Items from a figure collection:
◇ ◇ ◇

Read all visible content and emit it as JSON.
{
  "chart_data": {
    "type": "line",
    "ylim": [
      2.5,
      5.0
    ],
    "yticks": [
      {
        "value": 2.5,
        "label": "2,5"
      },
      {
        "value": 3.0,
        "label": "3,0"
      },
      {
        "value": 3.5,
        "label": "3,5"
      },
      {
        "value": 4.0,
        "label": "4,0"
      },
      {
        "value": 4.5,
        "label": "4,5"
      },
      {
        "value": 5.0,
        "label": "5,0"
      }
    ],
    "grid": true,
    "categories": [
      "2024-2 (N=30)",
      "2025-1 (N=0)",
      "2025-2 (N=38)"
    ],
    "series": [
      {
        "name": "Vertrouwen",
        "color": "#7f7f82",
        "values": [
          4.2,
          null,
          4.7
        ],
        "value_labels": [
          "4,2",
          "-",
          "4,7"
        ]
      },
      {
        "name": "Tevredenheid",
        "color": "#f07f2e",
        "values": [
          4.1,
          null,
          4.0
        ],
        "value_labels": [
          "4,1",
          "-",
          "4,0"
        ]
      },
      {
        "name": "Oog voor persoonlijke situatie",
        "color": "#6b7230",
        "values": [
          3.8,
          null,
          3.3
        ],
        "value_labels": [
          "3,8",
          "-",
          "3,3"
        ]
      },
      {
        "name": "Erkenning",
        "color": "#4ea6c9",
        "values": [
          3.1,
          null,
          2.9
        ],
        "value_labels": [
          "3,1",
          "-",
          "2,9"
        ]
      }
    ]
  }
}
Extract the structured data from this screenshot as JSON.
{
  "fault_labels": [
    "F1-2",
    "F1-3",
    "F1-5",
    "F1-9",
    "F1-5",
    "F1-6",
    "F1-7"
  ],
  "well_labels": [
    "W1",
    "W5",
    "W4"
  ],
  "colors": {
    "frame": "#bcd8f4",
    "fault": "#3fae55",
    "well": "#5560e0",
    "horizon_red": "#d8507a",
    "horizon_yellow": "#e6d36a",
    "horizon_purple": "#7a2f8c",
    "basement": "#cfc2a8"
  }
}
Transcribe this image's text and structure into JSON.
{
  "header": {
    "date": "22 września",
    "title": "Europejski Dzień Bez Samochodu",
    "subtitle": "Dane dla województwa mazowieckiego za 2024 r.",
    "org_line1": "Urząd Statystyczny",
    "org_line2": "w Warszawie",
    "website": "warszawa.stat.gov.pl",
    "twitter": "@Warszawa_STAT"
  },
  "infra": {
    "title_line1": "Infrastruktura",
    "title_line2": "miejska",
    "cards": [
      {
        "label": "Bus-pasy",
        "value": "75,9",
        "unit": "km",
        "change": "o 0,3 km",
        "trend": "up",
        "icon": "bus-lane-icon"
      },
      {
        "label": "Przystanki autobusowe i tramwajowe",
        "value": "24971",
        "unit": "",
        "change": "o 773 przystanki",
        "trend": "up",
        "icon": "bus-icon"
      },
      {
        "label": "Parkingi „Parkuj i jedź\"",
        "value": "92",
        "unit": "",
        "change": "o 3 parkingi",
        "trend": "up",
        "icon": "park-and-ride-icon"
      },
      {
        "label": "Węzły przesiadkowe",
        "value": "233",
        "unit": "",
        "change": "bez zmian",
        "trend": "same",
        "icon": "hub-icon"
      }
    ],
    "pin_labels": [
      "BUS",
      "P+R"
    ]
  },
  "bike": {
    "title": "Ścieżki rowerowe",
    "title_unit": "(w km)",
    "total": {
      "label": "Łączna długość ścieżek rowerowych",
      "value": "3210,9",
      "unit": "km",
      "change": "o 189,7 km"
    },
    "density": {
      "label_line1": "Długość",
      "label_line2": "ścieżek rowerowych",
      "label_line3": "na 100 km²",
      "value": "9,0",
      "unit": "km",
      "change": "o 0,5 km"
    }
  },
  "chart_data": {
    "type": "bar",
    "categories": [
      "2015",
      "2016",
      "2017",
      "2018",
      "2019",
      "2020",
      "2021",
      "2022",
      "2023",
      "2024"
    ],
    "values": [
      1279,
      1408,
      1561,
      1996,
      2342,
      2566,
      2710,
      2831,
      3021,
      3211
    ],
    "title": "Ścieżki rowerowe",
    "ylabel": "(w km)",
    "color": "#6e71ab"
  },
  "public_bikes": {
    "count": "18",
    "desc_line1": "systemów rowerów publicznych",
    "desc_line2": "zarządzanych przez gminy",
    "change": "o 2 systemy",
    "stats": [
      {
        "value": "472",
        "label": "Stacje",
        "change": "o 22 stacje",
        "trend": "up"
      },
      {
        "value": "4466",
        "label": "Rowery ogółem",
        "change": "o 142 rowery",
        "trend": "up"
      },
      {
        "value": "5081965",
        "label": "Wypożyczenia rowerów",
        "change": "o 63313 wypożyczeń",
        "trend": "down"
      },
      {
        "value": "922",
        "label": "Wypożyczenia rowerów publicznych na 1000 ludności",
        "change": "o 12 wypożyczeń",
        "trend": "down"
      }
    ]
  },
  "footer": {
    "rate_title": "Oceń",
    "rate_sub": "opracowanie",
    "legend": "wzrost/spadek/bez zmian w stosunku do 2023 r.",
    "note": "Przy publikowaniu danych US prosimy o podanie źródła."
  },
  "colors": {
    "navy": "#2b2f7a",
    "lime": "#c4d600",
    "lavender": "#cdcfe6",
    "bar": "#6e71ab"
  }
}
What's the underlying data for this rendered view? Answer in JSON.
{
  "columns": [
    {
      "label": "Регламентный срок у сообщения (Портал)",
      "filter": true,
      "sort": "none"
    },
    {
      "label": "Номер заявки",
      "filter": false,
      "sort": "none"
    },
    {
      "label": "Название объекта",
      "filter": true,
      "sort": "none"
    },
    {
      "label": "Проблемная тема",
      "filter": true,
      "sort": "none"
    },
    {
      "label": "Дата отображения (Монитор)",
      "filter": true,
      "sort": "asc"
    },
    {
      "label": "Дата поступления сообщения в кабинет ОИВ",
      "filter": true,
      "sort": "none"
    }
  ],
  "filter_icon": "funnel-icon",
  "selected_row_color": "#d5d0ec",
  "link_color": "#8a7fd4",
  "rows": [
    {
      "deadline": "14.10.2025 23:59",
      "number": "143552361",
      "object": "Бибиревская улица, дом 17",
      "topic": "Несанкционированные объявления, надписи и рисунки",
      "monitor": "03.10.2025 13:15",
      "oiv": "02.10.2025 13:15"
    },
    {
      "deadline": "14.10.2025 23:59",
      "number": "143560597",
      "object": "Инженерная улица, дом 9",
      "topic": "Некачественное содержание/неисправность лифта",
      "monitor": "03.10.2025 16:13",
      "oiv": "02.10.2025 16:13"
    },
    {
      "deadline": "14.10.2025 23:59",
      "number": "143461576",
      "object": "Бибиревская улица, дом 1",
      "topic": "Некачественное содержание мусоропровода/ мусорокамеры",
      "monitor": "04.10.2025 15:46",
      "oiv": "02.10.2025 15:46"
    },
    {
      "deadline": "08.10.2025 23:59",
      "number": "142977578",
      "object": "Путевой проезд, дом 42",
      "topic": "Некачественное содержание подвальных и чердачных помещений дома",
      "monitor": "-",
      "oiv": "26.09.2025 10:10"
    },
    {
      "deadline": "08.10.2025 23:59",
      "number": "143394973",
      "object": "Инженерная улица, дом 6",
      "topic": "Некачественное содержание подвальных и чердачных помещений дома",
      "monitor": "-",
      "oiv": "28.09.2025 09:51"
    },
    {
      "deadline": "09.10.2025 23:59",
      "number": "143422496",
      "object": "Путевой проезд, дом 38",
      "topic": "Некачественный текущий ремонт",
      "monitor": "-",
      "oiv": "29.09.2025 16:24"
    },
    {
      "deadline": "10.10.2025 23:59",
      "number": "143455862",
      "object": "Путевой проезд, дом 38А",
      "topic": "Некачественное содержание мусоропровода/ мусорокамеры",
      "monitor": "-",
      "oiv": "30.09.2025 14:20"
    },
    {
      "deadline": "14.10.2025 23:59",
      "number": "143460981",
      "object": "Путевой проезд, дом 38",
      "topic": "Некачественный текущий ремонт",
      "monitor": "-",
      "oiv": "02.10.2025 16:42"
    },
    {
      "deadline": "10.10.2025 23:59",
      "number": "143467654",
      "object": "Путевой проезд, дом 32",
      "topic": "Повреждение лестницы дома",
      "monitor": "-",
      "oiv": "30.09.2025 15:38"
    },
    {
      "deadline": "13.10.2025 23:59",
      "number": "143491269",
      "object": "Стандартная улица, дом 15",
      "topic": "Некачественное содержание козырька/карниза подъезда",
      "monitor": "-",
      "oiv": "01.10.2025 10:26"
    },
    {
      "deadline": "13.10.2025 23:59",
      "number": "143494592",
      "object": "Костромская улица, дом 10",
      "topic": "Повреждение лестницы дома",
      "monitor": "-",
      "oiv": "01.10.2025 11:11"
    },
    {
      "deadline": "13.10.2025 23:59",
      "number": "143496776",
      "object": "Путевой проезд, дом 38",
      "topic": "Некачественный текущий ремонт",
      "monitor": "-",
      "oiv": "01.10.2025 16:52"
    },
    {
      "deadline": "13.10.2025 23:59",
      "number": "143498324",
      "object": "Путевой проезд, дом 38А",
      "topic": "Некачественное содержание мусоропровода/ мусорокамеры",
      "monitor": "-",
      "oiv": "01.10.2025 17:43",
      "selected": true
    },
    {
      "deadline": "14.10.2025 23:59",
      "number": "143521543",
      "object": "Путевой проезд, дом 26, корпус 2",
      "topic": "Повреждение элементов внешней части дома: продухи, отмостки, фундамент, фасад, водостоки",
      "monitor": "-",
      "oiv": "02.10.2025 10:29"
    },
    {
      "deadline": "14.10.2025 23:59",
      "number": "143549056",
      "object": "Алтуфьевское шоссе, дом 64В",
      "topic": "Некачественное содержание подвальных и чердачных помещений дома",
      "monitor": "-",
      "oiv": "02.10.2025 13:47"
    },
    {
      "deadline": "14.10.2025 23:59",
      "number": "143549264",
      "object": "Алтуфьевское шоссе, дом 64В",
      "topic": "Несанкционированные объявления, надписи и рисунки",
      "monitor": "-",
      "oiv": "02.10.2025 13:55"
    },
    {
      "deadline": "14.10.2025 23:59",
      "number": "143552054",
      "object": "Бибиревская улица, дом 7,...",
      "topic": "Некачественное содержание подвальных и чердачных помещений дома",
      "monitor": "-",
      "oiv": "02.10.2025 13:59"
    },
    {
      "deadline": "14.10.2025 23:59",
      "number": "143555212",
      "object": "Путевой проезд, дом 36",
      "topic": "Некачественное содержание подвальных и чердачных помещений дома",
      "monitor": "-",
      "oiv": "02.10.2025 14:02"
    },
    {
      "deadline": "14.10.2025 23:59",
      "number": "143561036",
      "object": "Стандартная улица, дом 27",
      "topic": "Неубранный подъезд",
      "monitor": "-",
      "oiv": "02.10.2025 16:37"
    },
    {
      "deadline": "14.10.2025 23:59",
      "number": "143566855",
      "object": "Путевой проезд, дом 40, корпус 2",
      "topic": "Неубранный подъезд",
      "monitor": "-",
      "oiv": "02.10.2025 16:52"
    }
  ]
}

◇ ◇ ◇

> **What is being asked**
Scan the lines above for "icon", then copy every one that has it.

> **Result for this task**
        "icon": "bus-lane-icon"
        "icon": "bus-icon"
        "icon": "park-and-ride-icon"
        "icon": "hub-icon"
  "filter_icon": "funnel-icon",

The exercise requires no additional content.